DATA LINES ▸
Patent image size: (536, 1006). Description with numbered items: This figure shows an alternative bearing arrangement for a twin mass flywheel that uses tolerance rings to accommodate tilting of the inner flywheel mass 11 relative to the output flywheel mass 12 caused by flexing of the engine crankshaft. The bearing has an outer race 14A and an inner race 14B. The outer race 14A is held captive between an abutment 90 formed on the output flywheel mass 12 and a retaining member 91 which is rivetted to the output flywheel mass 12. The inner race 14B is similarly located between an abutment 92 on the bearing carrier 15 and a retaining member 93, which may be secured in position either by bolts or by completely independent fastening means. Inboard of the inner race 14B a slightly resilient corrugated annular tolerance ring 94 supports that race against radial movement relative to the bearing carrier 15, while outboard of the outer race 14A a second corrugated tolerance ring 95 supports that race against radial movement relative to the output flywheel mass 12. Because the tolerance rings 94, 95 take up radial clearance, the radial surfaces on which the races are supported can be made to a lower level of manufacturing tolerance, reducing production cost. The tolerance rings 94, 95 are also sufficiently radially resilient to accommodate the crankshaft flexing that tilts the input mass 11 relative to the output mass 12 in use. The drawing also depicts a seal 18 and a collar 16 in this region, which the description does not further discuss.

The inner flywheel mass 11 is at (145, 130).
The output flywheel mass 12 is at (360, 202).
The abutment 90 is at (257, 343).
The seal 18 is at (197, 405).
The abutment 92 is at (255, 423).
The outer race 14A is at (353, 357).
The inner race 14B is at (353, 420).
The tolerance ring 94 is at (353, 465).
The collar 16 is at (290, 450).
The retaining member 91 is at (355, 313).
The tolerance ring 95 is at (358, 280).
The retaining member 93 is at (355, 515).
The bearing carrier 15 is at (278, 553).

WHAT IS NEEDED ▸
Copy every line of the records above without any change.

ANSWER IN FULL ▸
Patent image size: (536, 1006). Description with numbered items: This figure shows an alternative bearing arrangement for a twin mass flywheel that uses tolerance rings to accommodate tilting of the inner flywheel mass 11 relative to the output flywheel mass 12 caused by flexing of the engine crankshaft. The bearing has an outer race 14A and an inner race 14B. The outer race 14A is held captive between an abutment 90 formed on the output flywheel mass 12 and a retaining member 91 which is rivetted to the output flywheel mass 12. The inner race 14B is similarly located between an abutment 92 on the bearing carrier 15 and a retaining member 93, which may be secured in position either by bolts or by completely independent fastening means. Inboard of the inner race 14B a slightly resilient corrugated annular tolerance ring 94 supports that race against radial movement relative to the bearing carrier 15, while outboard of the outer race 14A a second corrugated tolerance ring 95 supports that race against radial movement relative to the output flywheel mass 12. Because the tolerance rings 94, 95 take up radial clearance, the radial surfaces on which the races are supported can be made to a lower level of manufacturing tolerance, reducing production cost. The tolerance rings 94, 95 are also sufficiently radially resilient to accommodate the crankshaft flexing that tilts the input mass 11 relative to the output mass 12 in use. The drawing also depicts a seal 18 and a collar 16 in this region, which the description does not further discuss.

The inner flywheel mass 11 is at (145, 130).
The output flywheel mass 12 is at (360, 202).
The abutment 90 is at (257, 343).
The seal 18 is at (197, 405).
The abutment 92 is at (255, 423).
The outer race 14A is at (353, 357).
The inner race 14B is at (353, 420).
The tolerance ring 94 is at (353, 465).
The collar 16 is at (290, 450).
The retaining member 91 is at (355, 313).
The tolerance ring 95 is at (358, 280).
The retaining member 93 is at (355, 515).
The bearing carrier 15 is at (278, 553).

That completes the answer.